§ SHORT TASK: Reproduce each line of the material exactly, minus any picture.

Begin DATA SHOWN

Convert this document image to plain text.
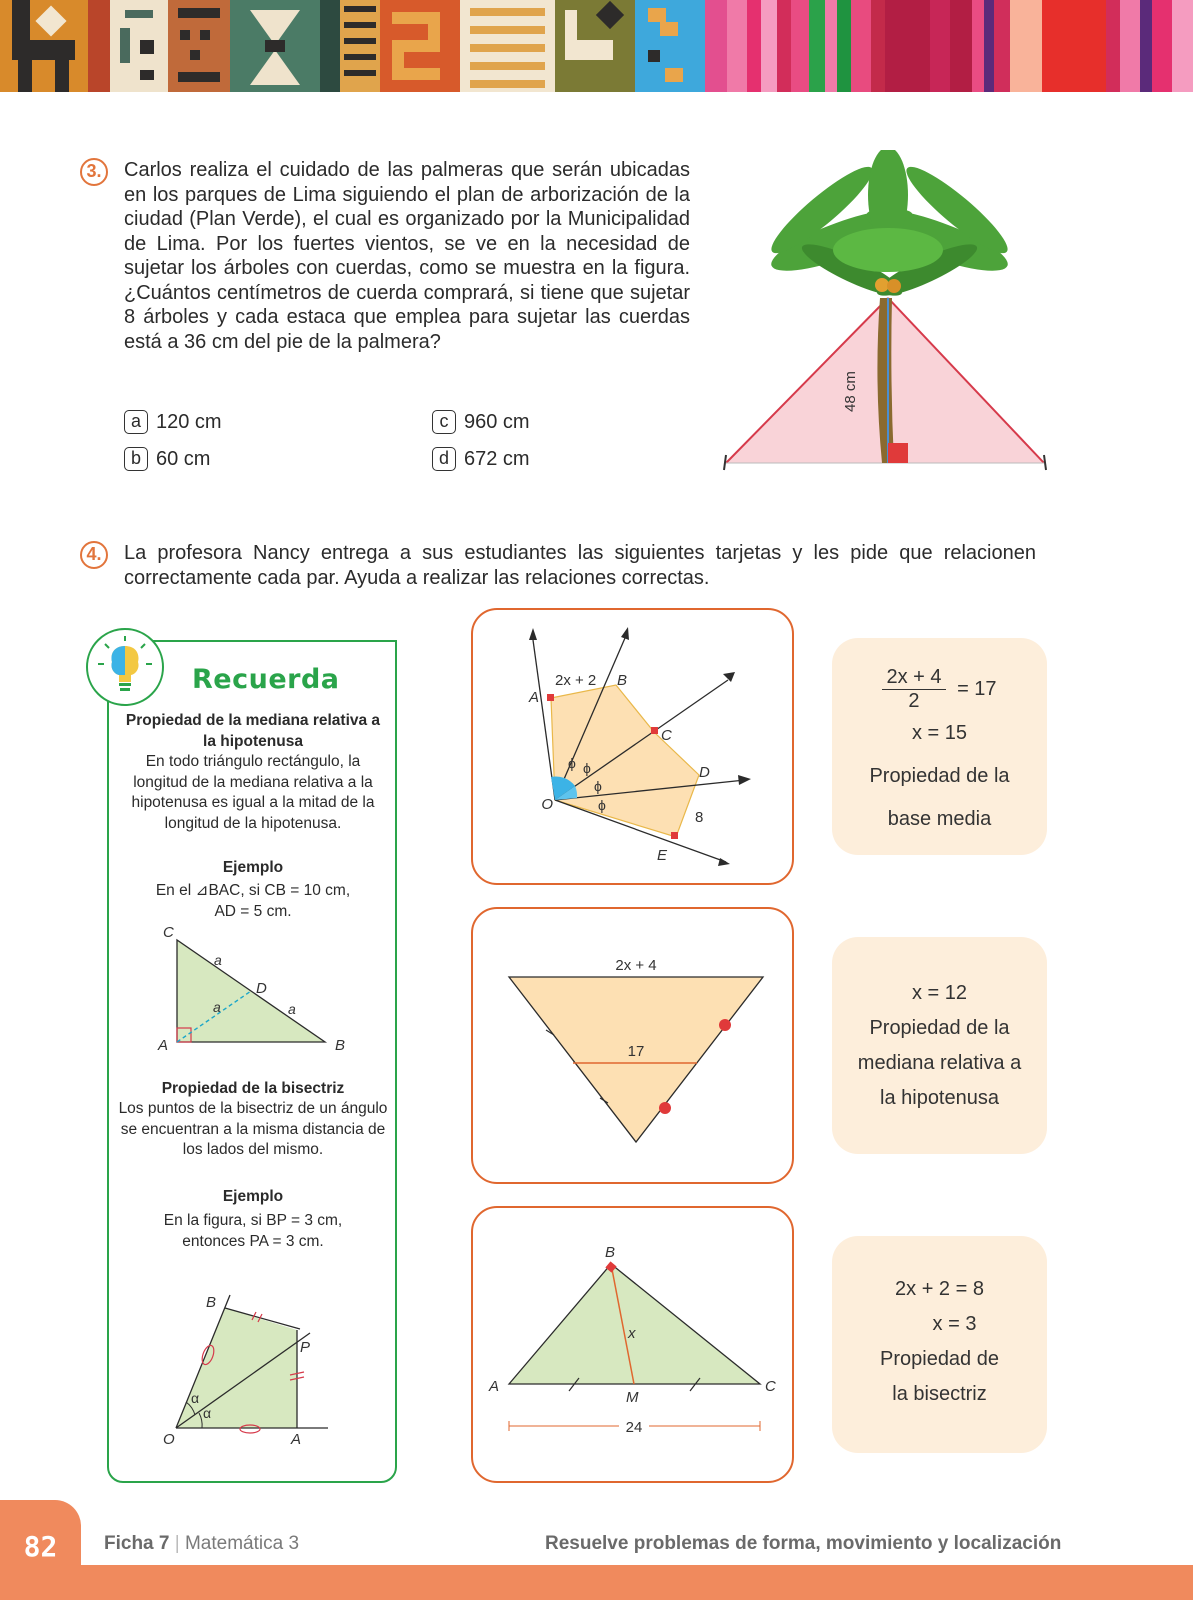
3.	Carlos realiza el cuidado de las palmeras que serán ubicadas en los parques de Lima siguiendo el plan de arborización de la ciudad (Plan Verde), el cual es organizado por la Municipalidad de Lima. Por los fuertes vientos, se ve en la necesidad de sujetar los árboles con cuerdas, como se muestra en la figura. ¿Cuántos centímetros de cuerda comprará, si tiene que sujetar 8 árboles y cada estaca que emplea para sujetar las cuerdas está a 36 cm del pie de la palmera?
a 120 cm
b 60 cm
c 960 cm
d 672 cm
48 cm
4.	La profesora Nancy entrega a sus estudiantes las siguientes tarjetas y les pide que relacionen correctamente cada par. Ayuda a realizar las relaciones correctas.
Recuerda
Propiedad de la mediana relativa a la hipotenusa
En todo triángulo rectángulo, la longitud de la mediana relativa a la hipotenusa es igual a la mitad de la longitud de la hipotenusa.
Ejemplo
En el ⊿BAC, si CB = 10 cm,
AD = 5 cm.
C
A	B
D
a
a	a
Propiedad de la bisectriz
Los puntos de la bisectriz de un ángulo se encuentran a la misma distancia de los lados del mismo.
Ejemplo
En la figura, si BP = 3 cm,
entonces PA = 3 cm.
α
α
B
P
O	A
2x + 2
A
B
C
D
E
O
8
ϕ ϕ
ϕ
ϕ
2x + 4
17
24
B
A	C
M
x
$\frac{2x + 4}{2} = 17$
x = 15
Propiedad de la
base media
x = 12
Propiedad de la
mediana relativa a
la hipotenusa
2x + 2 = 8
x = 3
Propiedad de
la bisectriz
82	Ficha 7 | Matemática 3	Resuelve problemas de forma, movimiento y localización
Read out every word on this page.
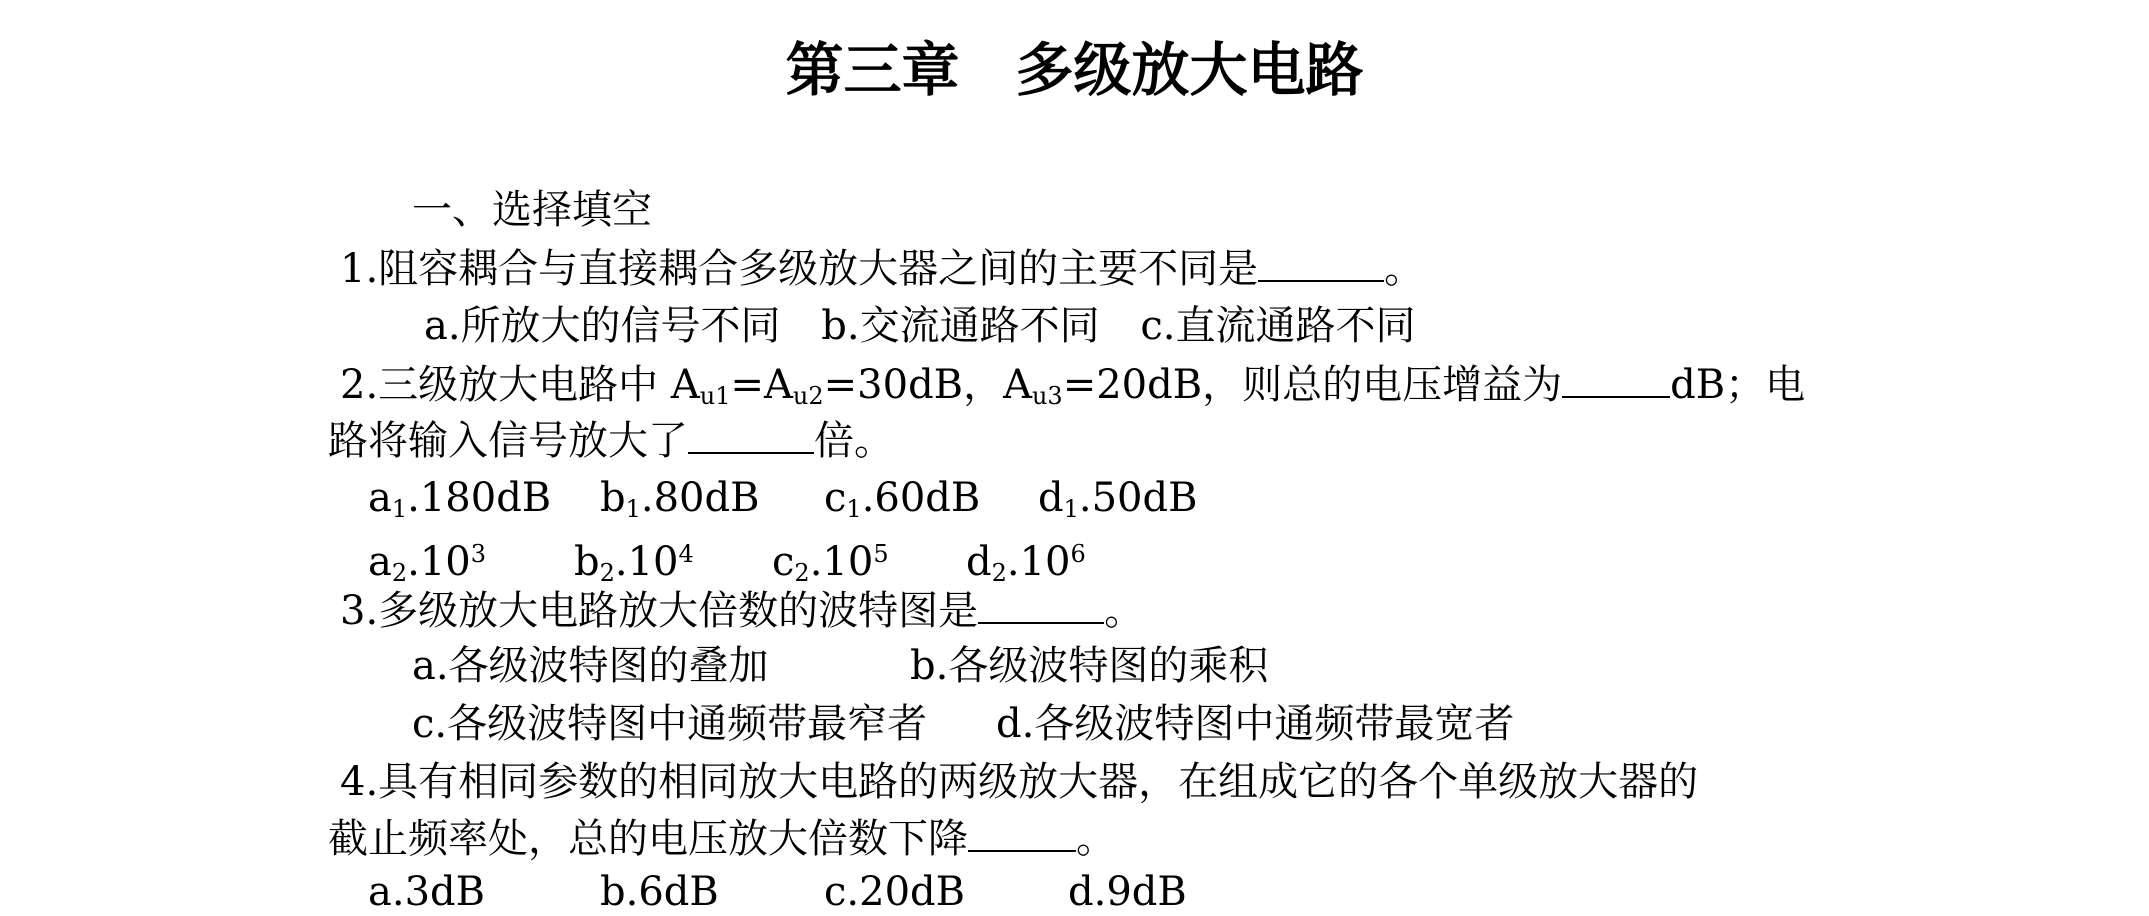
第三章 多级放大电路
一、选择填空
1.阻容耦合与直接耦合多级放大器之间的主要不同是	。
a.所放大的信号不同 b.交流通路不同 c.直流通路不同
2.三级放大电路中 $A_{u1}=A_{u2}=30dB$，$A_{u3}=20dB$，则总的电压增益为	dB；电
路将输入信号放大了	倍。
$a_1.180dB$ $b_1.80dB$ $c_1.60dB$ $d_1.50dB$
$a_2.10^3$ $b_2.10^4$ $c_2.10^5$ $d_2.10^6$
3.多级放大电路放大倍数的波特图是	。
a.各级波特图的叠加	b.各级波特图的乘积
c.各级波特图中通频带最窄者 d.各级波特图中通频带最宽者
4.具有相同参数的相同放大电路的两级放大器，在组成它的各个单级放大器的
截止频率处，总的电压放大倍数下降	。
a.3dB	b.6dB	c.20dB	d.9dB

End DATA SHOWN

§ THE OUTPUT:
Convert this document image to plain text.
3.	Carlos realiza el cuidado de las palmeras que serán ubicadas en los parques de Lima siguiendo el plan de arborización de la ciudad (Plan Verde), el cual es organizado por la Municipalidad de Lima. Por los fuertes vientos, se ve en la necesidad de sujetar los árboles con cuerdas, como se muestra en la figura. ¿Cuántos centímetros de cuerda comprará, si tiene que sujetar 8 árboles y cada estaca que emplea para sujetar las cuerdas está a 36 cm del pie de la palmera?
a 120 cm
b 60 cm
c 960 cm
d 672 cm
48 cm
4.	La profesora Nancy entrega a sus estudiantes las siguientes tarjetas y les pide que relacionen correctamente cada par. Ayuda a realizar las relaciones correctas.
Recuerda
Propiedad de la mediana relativa a la hipotenusa
En todo triángulo rectángulo, la longitud de la mediana relativa a la hipotenusa es igual a la mitad de la longitud de la hipotenusa.
Ejemplo
En el ⊿BAC, si CB = 10 cm,
AD = 5 cm.
C
A	B
D
a
a	a
Propiedad de la bisectriz
Los puntos de la bisectriz de un ángulo se encuentran a la misma distancia de los lados del mismo.
Ejemplo
En la figura, si BP = 3 cm,
entonces PA = 3 cm.
α
α
B
P
O	A
2x + 2
A
B
C
D
E
O
8
ϕ ϕ
ϕ
ϕ
2x + 4
17
24
B
A	C
M
x
$\frac{2x + 4}{2} = 17$
x = 15
Propiedad de la
base media
x = 12
Propiedad de la
mediana relativa a
la hipotenusa
2x + 2 = 8
x = 3
Propiedad de
la bisectriz
82	Ficha 7 | Matemática 3	Resuelve problemas de forma, movimiento y localización
Read out every word on this page.
第三章 多级放大电路
一、选择填空
1.阻容耦合与直接耦合多级放大器之间的主要不同是	。
a.所放大的信号不同 b.交流通路不同 c.直流通路不同
2.三级放大电路中 $A_{u1}=A_{u2}=30dB$，$A_{u3}=20dB$，则总的电压增益为	dB；电
路将输入信号放大了	倍。
$a_1.180dB$ $b_1.80dB$ $c_1.60dB$ $d_1.50dB$
$a_2.10^3$ $b_2.10^4$ $c_2.10^5$ $d_2.10^6$
3.多级放大电路放大倍数的波特图是	。
a.各级波特图的叠加	b.各级波特图的乘积
c.各级波特图中通频带最窄者 d.各级波特图中通频带最宽者
4.具有相同参数的相同放大电路的两级放大器，在组成它的各个单级放大器的
截止频率处，总的电压放大倍数下降	。
a.3dB	b.6dB	c.20dB	d.9dB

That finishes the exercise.